BEGIN Supplied entries

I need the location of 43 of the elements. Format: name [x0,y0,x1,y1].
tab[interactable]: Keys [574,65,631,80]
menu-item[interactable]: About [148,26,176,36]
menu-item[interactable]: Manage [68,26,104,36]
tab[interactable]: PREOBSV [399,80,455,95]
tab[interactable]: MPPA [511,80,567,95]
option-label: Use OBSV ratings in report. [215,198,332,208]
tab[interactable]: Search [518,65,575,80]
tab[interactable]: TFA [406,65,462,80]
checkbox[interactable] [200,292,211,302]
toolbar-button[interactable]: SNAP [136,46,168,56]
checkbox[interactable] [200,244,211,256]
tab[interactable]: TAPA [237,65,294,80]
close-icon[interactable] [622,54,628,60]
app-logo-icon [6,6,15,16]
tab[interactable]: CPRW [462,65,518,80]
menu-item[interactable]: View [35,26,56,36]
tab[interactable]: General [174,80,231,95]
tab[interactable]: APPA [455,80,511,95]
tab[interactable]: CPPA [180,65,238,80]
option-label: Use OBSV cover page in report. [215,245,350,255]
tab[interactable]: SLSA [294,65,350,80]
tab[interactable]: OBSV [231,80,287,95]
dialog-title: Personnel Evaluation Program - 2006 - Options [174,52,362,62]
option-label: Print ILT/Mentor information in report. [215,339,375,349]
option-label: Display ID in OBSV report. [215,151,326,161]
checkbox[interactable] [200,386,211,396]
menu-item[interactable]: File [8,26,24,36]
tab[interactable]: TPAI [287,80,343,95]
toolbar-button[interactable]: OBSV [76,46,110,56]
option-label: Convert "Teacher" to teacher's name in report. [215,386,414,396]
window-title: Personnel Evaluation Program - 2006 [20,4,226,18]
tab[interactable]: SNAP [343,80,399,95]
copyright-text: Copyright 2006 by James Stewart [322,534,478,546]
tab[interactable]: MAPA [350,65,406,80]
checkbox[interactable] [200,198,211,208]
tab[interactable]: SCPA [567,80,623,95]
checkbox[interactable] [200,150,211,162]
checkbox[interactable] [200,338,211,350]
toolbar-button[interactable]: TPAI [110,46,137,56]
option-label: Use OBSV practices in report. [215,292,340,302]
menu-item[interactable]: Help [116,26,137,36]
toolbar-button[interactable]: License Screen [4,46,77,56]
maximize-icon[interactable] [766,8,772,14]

END Supplied entries

* _Work to do_: Gather every line of the material above that contains the string "menu", and copy each such line in full.

* _Exercise result_:
menu-item[interactable]: About [148,26,176,36]
menu-item[interactable]: Manage [68,26,104,36]
menu-item[interactable]: View [35,26,56,36]
menu-item[interactable]: File [8,26,24,36]
menu-item[interactable]: Help [116,26,137,36]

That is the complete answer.